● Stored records
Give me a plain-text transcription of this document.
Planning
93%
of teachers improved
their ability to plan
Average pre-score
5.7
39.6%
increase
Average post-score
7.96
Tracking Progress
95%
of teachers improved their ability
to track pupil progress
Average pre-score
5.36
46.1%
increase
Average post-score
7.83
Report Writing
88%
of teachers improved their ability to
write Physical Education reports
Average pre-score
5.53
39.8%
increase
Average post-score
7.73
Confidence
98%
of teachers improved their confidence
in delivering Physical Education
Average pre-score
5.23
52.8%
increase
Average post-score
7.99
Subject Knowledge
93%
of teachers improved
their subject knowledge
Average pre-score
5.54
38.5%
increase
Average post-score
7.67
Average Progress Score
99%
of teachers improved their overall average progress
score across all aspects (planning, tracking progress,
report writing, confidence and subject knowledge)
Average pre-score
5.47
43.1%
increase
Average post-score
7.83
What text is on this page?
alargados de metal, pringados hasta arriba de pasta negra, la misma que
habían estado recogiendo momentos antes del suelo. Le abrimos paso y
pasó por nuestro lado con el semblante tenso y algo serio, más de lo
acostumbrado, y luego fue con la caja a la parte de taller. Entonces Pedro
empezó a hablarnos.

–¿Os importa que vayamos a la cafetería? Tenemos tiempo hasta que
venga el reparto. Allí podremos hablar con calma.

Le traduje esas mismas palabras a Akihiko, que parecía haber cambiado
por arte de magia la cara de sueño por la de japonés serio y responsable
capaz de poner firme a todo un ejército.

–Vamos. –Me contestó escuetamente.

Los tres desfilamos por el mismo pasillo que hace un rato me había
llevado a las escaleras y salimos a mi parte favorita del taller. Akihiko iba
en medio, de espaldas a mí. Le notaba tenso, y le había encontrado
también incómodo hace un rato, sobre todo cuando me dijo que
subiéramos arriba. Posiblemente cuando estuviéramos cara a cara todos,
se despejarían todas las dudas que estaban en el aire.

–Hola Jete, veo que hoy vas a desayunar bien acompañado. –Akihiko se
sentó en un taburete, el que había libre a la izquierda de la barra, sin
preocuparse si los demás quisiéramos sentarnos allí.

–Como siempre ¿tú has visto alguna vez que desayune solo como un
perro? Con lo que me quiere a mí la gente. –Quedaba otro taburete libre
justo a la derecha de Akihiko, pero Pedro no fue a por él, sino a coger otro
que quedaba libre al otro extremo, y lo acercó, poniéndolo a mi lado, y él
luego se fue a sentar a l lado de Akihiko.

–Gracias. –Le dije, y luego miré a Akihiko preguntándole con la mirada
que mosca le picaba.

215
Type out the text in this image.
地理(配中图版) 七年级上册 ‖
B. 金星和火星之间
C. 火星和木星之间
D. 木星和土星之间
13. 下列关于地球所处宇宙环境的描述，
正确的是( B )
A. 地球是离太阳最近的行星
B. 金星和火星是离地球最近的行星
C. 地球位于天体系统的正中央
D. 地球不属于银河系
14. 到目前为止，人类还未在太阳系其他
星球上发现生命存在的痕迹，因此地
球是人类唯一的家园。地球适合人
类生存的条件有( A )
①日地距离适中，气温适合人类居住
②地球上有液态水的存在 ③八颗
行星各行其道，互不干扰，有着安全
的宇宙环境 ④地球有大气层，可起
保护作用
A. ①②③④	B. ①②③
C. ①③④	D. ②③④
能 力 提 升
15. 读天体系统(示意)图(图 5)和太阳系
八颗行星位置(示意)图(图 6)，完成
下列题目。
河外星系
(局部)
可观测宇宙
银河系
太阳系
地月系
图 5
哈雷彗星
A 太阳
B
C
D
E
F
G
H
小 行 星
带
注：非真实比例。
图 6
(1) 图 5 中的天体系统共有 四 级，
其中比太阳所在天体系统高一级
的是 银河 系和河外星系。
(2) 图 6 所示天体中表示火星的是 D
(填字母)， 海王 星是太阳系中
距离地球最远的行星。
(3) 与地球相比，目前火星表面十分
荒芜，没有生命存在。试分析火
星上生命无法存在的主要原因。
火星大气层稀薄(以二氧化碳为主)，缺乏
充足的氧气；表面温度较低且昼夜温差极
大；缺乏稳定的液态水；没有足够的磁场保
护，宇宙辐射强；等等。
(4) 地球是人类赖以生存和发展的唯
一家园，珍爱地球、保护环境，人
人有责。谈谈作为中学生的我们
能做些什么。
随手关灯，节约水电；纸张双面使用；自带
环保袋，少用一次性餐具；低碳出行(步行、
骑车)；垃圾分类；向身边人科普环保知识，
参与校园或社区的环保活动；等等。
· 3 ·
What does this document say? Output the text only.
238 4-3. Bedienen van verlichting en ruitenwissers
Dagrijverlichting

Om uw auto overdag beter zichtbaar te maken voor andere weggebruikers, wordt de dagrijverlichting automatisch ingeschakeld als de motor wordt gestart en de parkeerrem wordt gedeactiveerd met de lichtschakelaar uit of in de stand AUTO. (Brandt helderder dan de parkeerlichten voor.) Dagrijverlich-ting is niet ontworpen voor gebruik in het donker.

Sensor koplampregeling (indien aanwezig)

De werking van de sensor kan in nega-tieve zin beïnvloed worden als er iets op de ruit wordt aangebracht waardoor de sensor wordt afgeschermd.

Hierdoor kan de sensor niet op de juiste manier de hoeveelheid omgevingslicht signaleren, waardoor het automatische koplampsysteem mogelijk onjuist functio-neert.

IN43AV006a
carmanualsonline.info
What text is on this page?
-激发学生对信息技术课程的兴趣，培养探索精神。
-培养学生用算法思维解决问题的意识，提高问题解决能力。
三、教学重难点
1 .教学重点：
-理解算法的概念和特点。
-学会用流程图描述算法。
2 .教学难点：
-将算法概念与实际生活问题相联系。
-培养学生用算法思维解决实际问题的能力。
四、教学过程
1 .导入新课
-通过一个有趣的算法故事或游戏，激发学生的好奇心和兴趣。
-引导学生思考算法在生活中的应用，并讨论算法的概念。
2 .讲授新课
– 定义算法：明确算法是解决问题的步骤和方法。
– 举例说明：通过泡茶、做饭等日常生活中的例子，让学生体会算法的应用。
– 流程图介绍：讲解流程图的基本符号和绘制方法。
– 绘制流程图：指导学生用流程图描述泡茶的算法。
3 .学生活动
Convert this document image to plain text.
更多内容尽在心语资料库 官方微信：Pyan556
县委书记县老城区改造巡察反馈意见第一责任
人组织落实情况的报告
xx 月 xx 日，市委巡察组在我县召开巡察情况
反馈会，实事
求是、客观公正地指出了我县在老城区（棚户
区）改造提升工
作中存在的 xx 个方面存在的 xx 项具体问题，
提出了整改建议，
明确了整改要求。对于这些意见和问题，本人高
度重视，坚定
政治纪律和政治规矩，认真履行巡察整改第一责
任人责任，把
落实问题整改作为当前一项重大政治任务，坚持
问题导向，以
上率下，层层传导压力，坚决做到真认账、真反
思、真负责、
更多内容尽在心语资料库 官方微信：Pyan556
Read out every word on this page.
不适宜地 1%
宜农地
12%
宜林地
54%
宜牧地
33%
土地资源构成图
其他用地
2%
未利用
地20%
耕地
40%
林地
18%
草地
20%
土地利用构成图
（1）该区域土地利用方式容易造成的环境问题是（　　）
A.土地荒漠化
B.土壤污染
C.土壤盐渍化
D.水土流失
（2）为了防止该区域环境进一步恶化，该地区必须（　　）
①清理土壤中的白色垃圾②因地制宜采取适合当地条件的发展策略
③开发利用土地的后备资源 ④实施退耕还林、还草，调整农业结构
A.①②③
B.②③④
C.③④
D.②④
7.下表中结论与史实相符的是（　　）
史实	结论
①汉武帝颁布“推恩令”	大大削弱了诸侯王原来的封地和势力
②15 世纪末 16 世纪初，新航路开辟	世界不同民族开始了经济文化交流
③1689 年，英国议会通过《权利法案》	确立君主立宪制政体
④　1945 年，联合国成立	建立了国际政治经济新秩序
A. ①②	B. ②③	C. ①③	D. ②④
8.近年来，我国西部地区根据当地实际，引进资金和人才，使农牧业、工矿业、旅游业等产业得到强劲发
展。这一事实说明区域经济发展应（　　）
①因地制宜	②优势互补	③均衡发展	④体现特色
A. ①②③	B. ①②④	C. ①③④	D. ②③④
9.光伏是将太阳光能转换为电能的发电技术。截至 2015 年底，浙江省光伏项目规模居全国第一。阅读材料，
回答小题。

● Task description
Select every line where the word "niet" occurs.

● Written response
Om uw auto overdag beter zichtbaar te maken voor andere weggebruikers, wordt de dagrijverlichting automatisch ingeschakeld als de motor wordt gestart en de parkeerrem wordt gedeactiveerd met de lichtschakelaar uit of in de stand AUTO. (Brandt helderder dan de parkeerlichten voor.) Dagrijverlich-ting is niet ontworpen voor gebruik in het donker.
Hierdoor kan de sensor niet op de juiste manier de hoeveelheid omgevingslicht signaleren, waardoor het automatische koplampsysteem mogelijk onjuist functio-neert.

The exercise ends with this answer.